Records for processing:
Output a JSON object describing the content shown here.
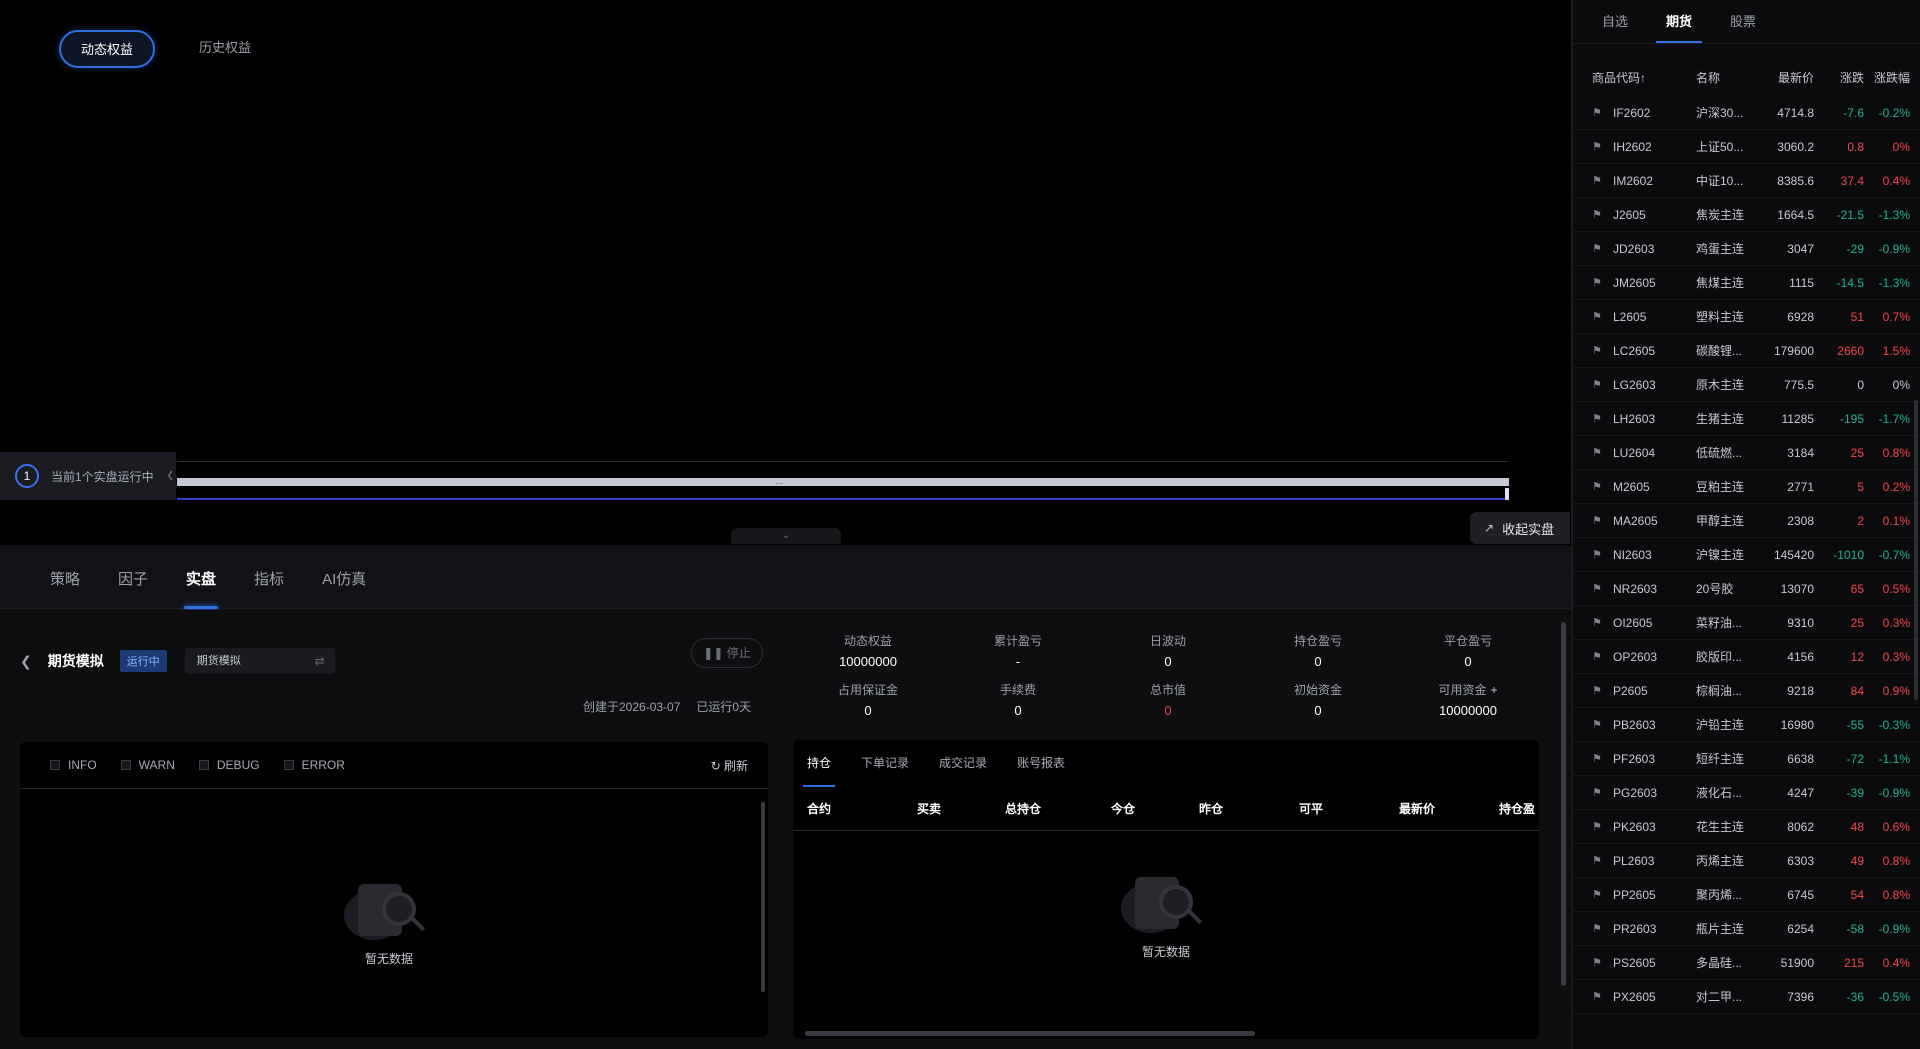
{
  "equity_tabs": [
    {
      "label": "动态权益",
      "active": true
    },
    {
      "label": "历史权益",
      "active": false
    }
  ],
  "running_indicator": {
    "count": "1",
    "text": "当前1个实盘运行中"
  },
  "slider": {
    "center_mark": "⋯"
  },
  "collapse_button": {
    "label": "收起实盘"
  },
  "main_tabs": [
    {
      "label": "策略",
      "active": false
    },
    {
      "label": "因子",
      "active": false
    },
    {
      "label": "实盘",
      "active": true
    },
    {
      "label": "指标",
      "active": false
    },
    {
      "label": "AI仿真",
      "active": false
    }
  ],
  "strategy": {
    "name": "期货模拟",
    "status": "运行中",
    "account": "期货模拟",
    "stop_label": "停止",
    "created": "创建于2026-03-07",
    "running_days": "已运行0天"
  },
  "stats": [
    {
      "label": "动态权益",
      "value": "10000000",
      "color": "normal"
    },
    {
      "label": "累计盈亏",
      "value": "-",
      "color": "normal"
    },
    {
      "label": "日波动",
      "value": "0",
      "color": "normal"
    },
    {
      "label": "持仓盈亏",
      "value": "0",
      "color": "normal"
    },
    {
      "label": "平仓盈亏",
      "value": "0",
      "color": "normal"
    },
    {
      "label": "占用保证金",
      "value": "0",
      "color": "normal"
    },
    {
      "label": "手续费",
      "value": "0",
      "color": "normal"
    },
    {
      "label": "总市值",
      "value": "0",
      "color": "red"
    },
    {
      "label": "初始资金",
      "value": "0",
      "color": "normal"
    },
    {
      "label": "可用资金",
      "value": "10000000",
      "color": "normal"
    }
  ],
  "log_panel": {
    "levels": [
      "INFO",
      "WARN",
      "DEBUG",
      "ERROR"
    ],
    "refresh_label": "刷新",
    "empty_text": "暂无数据"
  },
  "positions_panel": {
    "tabs": [
      {
        "label": "持仓",
        "active": true
      },
      {
        "label": "下单记录",
        "active": false
      },
      {
        "label": "成交记录",
        "active": false
      },
      {
        "label": "账号报表",
        "active": false
      }
    ],
    "columns": [
      "合约",
      "买卖",
      "总持仓",
      "今仓",
      "昨仓",
      "可平",
      "最新价",
      "持仓盈"
    ],
    "empty_text": "暂无数据"
  },
  "sidebar": {
    "tabs": [
      {
        "label": "自选",
        "active": false
      },
      {
        "label": "期货",
        "active": true
      },
      {
        "label": "股票",
        "active": false
      }
    ],
    "columns": {
      "code": "商品代码↑",
      "name": "名称",
      "last": "最新价",
      "change": "涨跌",
      "pct": "涨跌幅"
    },
    "rows": [
      {
        "code": "IF2602",
        "name": "沪深30...",
        "last": "4714.8",
        "change": "-7.6",
        "pct": "-0.2%",
        "dir": "down"
      },
      {
        "code": "IH2602",
        "name": "上证50...",
        "last": "3060.2",
        "change": "0.8",
        "pct": "0%",
        "dir": "up"
      },
      {
        "code": "IM2602",
        "name": "中证10...",
        "last": "8385.6",
        "change": "37.4",
        "pct": "0.4%",
        "dir": "up"
      },
      {
        "code": "J2605",
        "name": "焦炭主连",
        "last": "1664.5",
        "change": "-21.5",
        "pct": "-1.3%",
        "dir": "down"
      },
      {
        "code": "JD2603",
        "name": "鸡蛋主连",
        "last": "3047",
        "change": "-29",
        "pct": "-0.9%",
        "dir": "down"
      },
      {
        "code": "JM2605",
        "name": "焦煤主连",
        "last": "1115",
        "change": "-14.5",
        "pct": "-1.3%",
        "dir": "down"
      },
      {
        "code": "L2605",
        "name": "塑料主连",
        "last": "6928",
        "change": "51",
        "pct": "0.7%",
        "dir": "up"
      },
      {
        "code": "LC2605",
        "name": "碳酸锂...",
        "last": "179600",
        "change": "2660",
        "pct": "1.5%",
        "dir": "up"
      },
      {
        "code": "LG2603",
        "name": "原木主连",
        "last": "775.5",
        "change": "0",
        "pct": "0%",
        "dir": "flat"
      },
      {
        "code": "LH2603",
        "name": "生猪主连",
        "last": "11285",
        "change": "-195",
        "pct": "-1.7%",
        "dir": "down"
      },
      {
        "code": "LU2604",
        "name": "低硫燃...",
        "last": "3184",
        "change": "25",
        "pct": "0.8%",
        "dir": "up"
      },
      {
        "code": "M2605",
        "name": "豆粕主连",
        "last": "2771",
        "change": "5",
        "pct": "0.2%",
        "dir": "up"
      },
      {
        "code": "MA2605",
        "name": "甲醇主连",
        "last": "2308",
        "change": "2",
        "pct": "0.1%",
        "dir": "up"
      },
      {
        "code": "NI2603",
        "name": "沪镍主连",
        "last": "145420",
        "change": "-1010",
        "pct": "-0.7%",
        "dir": "down"
      },
      {
        "code": "NR2603",
        "name": "20号胶",
        "last": "13070",
        "change": "65",
        "pct": "0.5%",
        "dir": "up"
      },
      {
        "code": "OI2605",
        "name": "菜籽油...",
        "last": "9310",
        "change": "25",
        "pct": "0.3%",
        "dir": "up"
      },
      {
        "code": "OP2603",
        "name": "胶版印...",
        "last": "4156",
        "change": "12",
        "pct": "0.3%",
        "dir": "up"
      },
      {
        "code": "P2605",
        "name": "棕榈油...",
        "last": "9218",
        "change": "84",
        "pct": "0.9%",
        "dir": "up"
      },
      {
        "code": "PB2603",
        "name": "沪铅主连",
        "last": "16980",
        "change": "-55",
        "pct": "-0.3%",
        "dir": "down"
      },
      {
        "code": "PF2603",
        "name": "短纤主连",
        "last": "6638",
        "change": "-72",
        "pct": "-1.1%",
        "dir": "down"
      },
      {
        "code": "PG2603",
        "name": "液化石...",
        "last": "4247",
        "change": "-39",
        "pct": "-0.9%",
        "dir": "down"
      },
      {
        "code": "PK2603",
        "name": "花生主连",
        "last": "8062",
        "change": "48",
        "pct": "0.6%",
        "dir": "up"
      },
      {
        "code": "PL2603",
        "name": "丙烯主连",
        "last": "6303",
        "change": "49",
        "pct": "0.8%",
        "dir": "up"
      },
      {
        "code": "PP2605",
        "name": "聚丙烯...",
        "last": "6745",
        "change": "54",
        "pct": "0.8%",
        "dir": "up"
      },
      {
        "code": "PR2603",
        "name": "瓶片主连",
        "last": "6254",
        "change": "-58",
        "pct": "-0.9%",
        "dir": "down"
      },
      {
        "code": "PS2605",
        "name": "多晶硅...",
        "last": "51900",
        "change": "215",
        "pct": "0.4%",
        "dir": "up"
      },
      {
        "code": "PX2605",
        "name": "对二甲...",
        "last": "7396",
        "change": "-36",
        "pct": "-0.5%",
        "dir": "down"
      }
    ]
  }
}
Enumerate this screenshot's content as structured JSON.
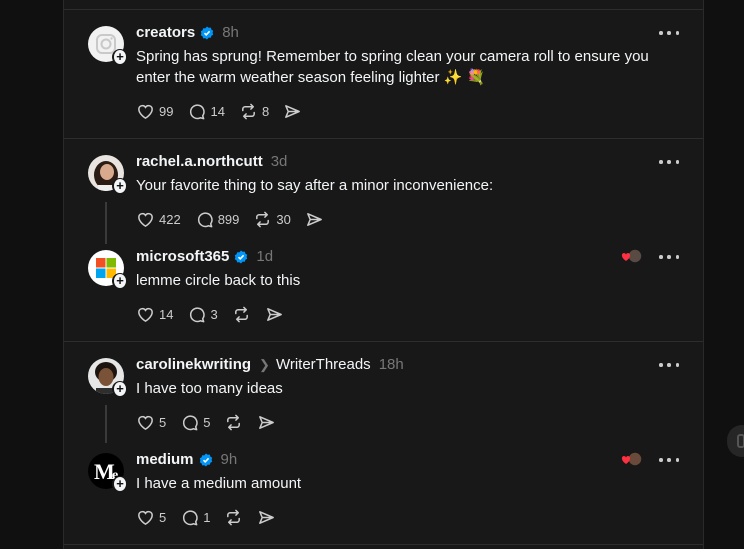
{
  "posts": [
    {
      "username": "creators",
      "time": "8h",
      "verified": true,
      "text": "Spring has sprung! Remember to spring clean your camera roll to ensure you enter the warm weather season feeling lighter ✨ 💐",
      "likes": "99",
      "replies": "14",
      "reposts": "8"
    },
    {
      "username": "rachel.a.northcutt",
      "time": "3d",
      "verified": false,
      "text": "Your favorite thing to say after a minor inconvenience:",
      "likes": "422",
      "replies": "899",
      "reposts": "30"
    },
    {
      "username": "microsoft365",
      "time": "1d",
      "verified": true,
      "text": "lemme circle back to this",
      "likes": "14",
      "replies": "3",
      "reposts": ""
    },
    {
      "username": "carolinekwriting",
      "community": "WriterThreads",
      "time": "18h",
      "verified": false,
      "text": "I have too many ideas",
      "likes": "5",
      "replies": "5",
      "reposts": ""
    },
    {
      "username": "medium",
      "time": "9h",
      "verified": true,
      "text": "I have a medium amount",
      "likes": "5",
      "replies": "1",
      "reposts": ""
    }
  ],
  "icons": {
    "like": "heart-icon",
    "reply": "comment-icon",
    "repost": "repost-icon",
    "share": "share-icon",
    "more": "more-icon",
    "verified": "verified-badge-icon"
  },
  "colors": {
    "background": "#101010",
    "card": "#181818",
    "verified": "#0095f6",
    "muted": "#777777"
  }
}
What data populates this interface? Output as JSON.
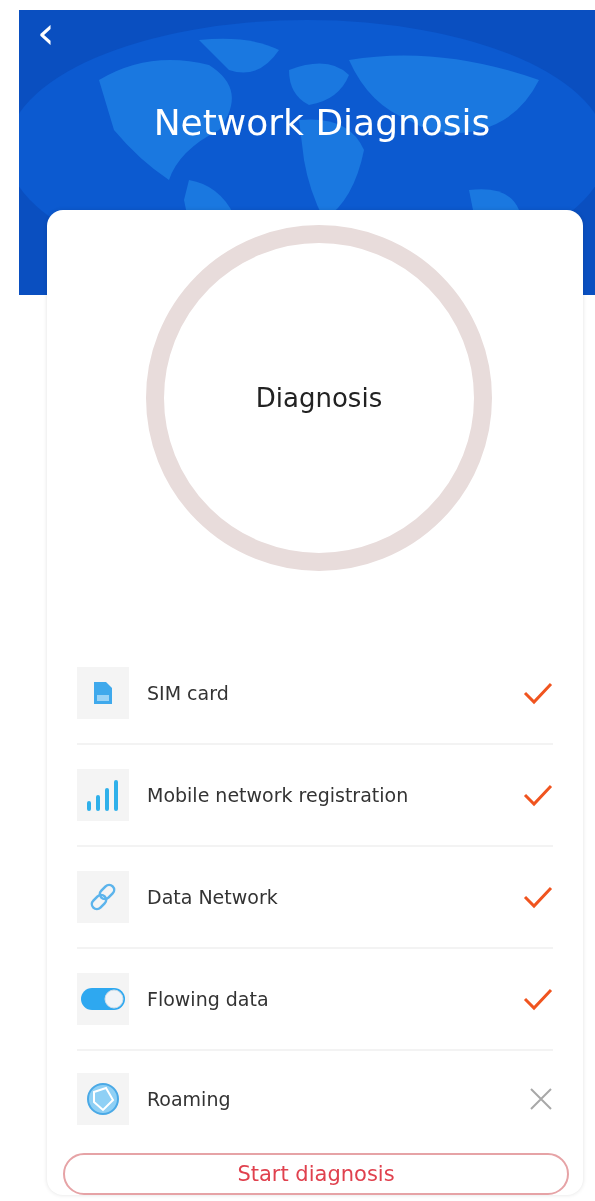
{
  "header": {
    "back": "‹",
    "title": "Network Diagnosis"
  },
  "dial": {
    "label": "Diagnosis"
  },
  "checks": [
    {
      "kind": "sim",
      "label": "SIM card",
      "passed": true
    },
    {
      "kind": "signal",
      "label": "Mobile network registration",
      "passed": true
    },
    {
      "kind": "link",
      "label": "Data Network",
      "passed": true
    },
    {
      "kind": "toggle",
      "label": "Flowing data",
      "passed": true
    },
    {
      "kind": "globe",
      "label": "Roaming",
      "passed": false
    }
  ],
  "button": {
    "label": "Start diagnosis"
  }
}
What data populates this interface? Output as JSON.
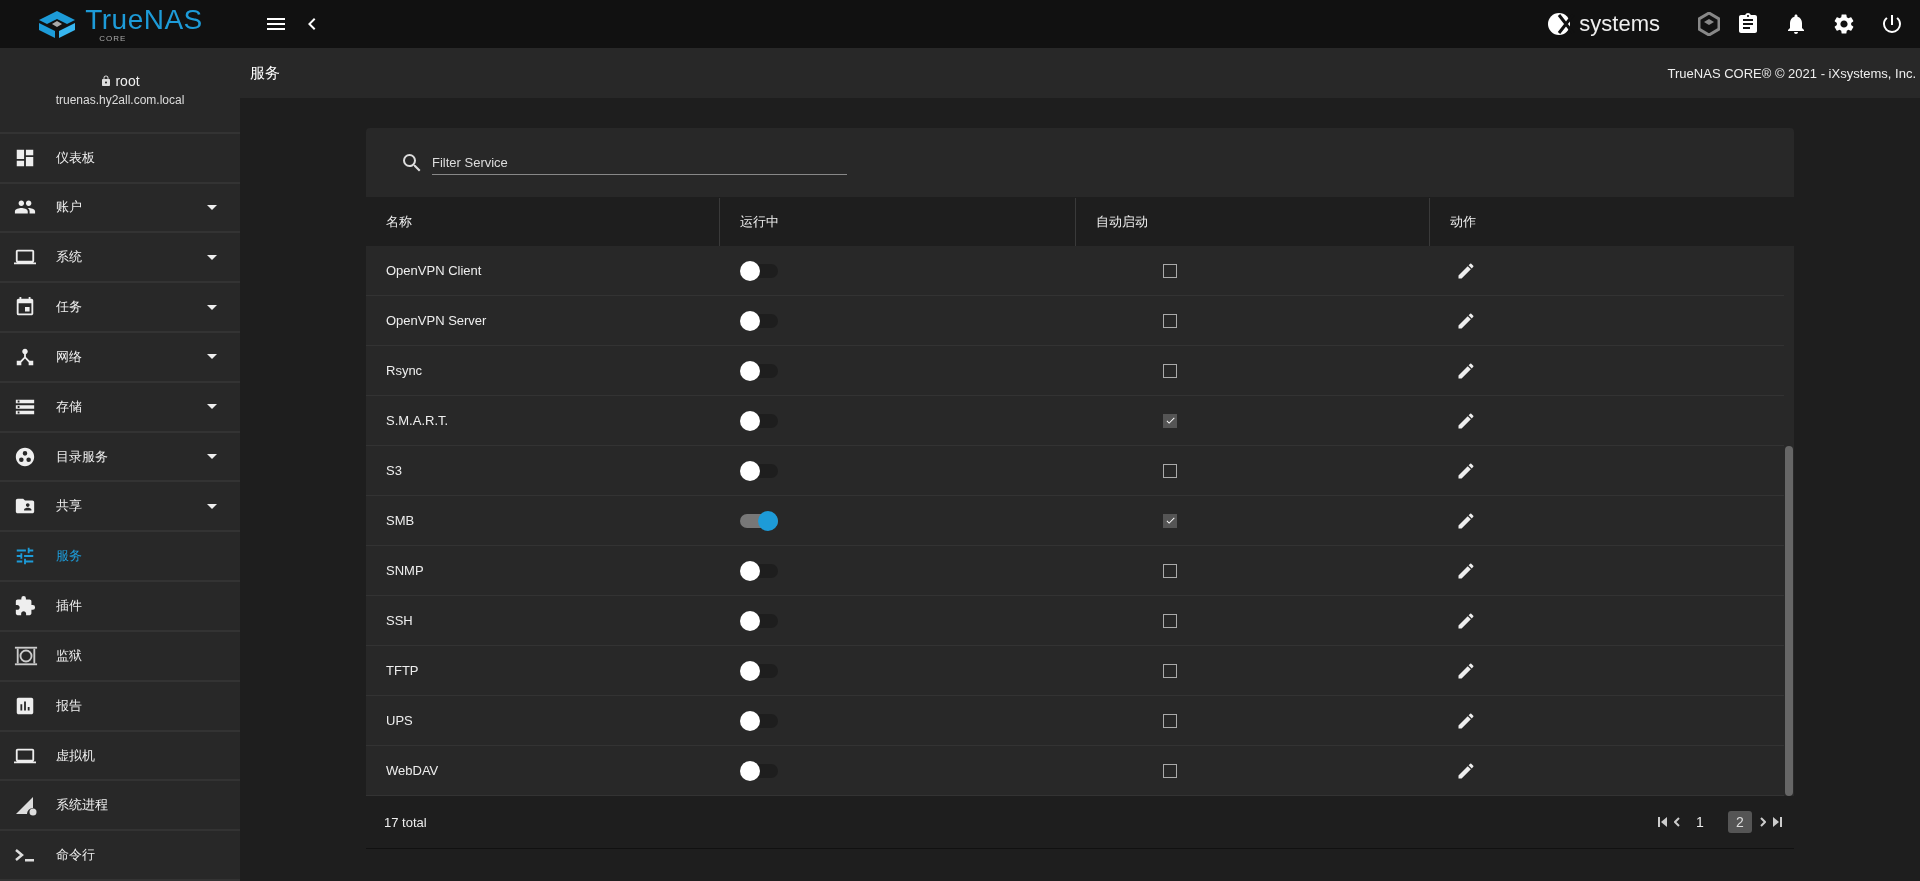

Goal of the exercise: Locate all lines that include the word "likes" and copy them out.

Completed exercise:
      "likes": "99",
      "likes": "422",
      "likes": "14",
      "likes": "5",
      "likes": "5",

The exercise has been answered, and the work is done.